● WHAT YOU NEED TO DO: State the count of lines below in which the word "frac" appears, and add nothing.

● Data items:
▶
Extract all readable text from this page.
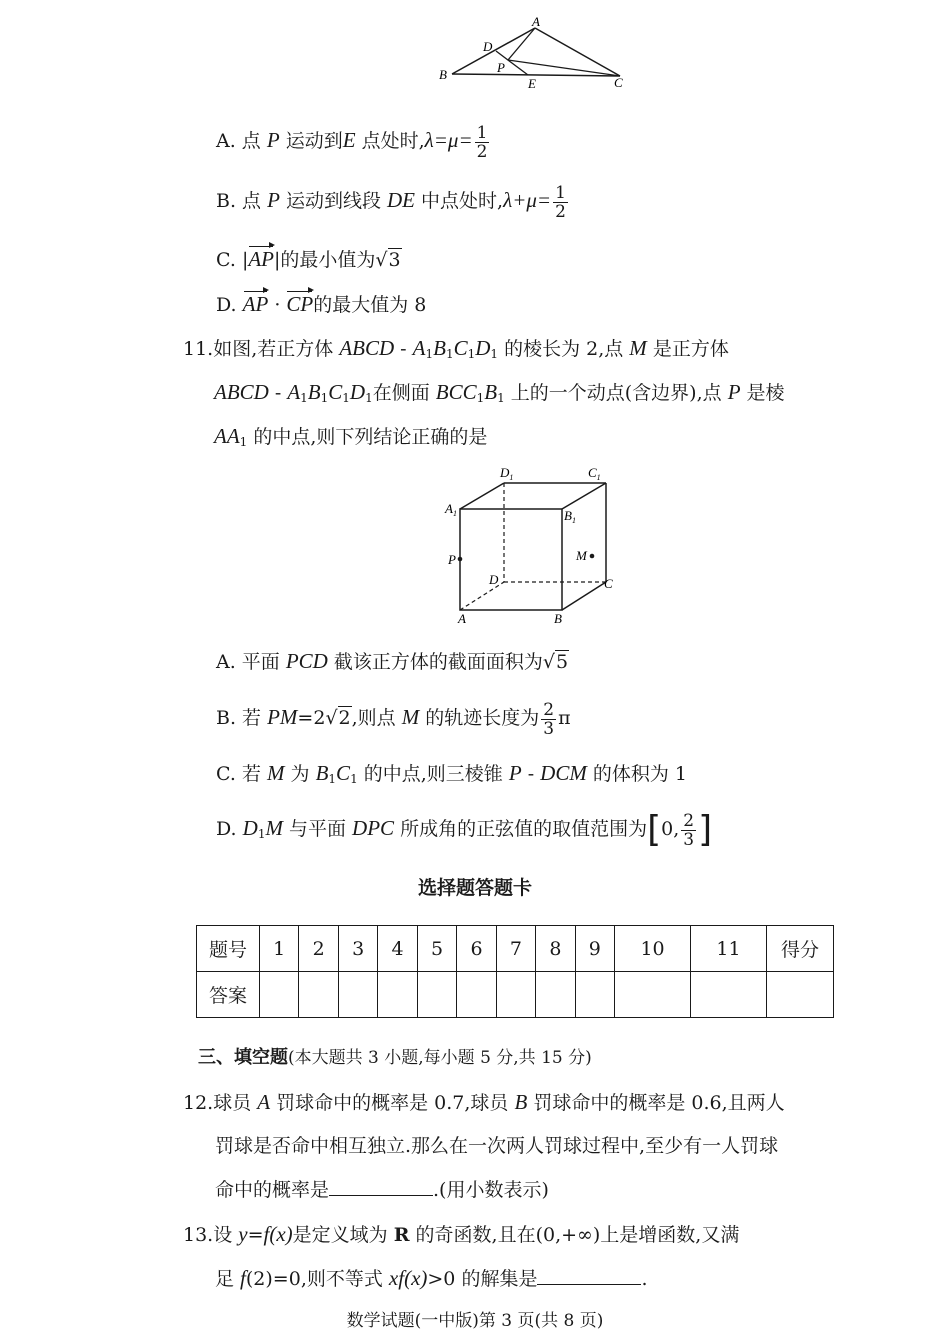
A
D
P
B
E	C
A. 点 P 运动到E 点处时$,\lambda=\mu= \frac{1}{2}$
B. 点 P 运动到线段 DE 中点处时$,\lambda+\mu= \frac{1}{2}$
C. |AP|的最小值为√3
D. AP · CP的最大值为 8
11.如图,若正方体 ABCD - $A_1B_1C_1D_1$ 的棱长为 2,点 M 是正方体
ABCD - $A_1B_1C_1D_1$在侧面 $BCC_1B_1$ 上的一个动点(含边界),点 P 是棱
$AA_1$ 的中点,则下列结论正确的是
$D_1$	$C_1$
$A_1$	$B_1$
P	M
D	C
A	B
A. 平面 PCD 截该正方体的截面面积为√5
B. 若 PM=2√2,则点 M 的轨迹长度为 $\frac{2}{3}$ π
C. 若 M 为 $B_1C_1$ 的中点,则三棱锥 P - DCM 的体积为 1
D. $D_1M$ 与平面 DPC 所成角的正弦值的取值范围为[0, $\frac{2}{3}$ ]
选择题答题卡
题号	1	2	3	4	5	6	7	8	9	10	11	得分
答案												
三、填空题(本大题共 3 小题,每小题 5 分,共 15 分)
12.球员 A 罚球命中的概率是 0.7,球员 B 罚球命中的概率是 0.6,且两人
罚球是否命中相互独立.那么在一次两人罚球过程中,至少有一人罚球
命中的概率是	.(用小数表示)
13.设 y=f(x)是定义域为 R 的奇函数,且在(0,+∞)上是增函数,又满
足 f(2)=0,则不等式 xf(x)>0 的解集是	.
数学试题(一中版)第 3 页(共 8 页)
◀
● EXERCISE RESULT: 4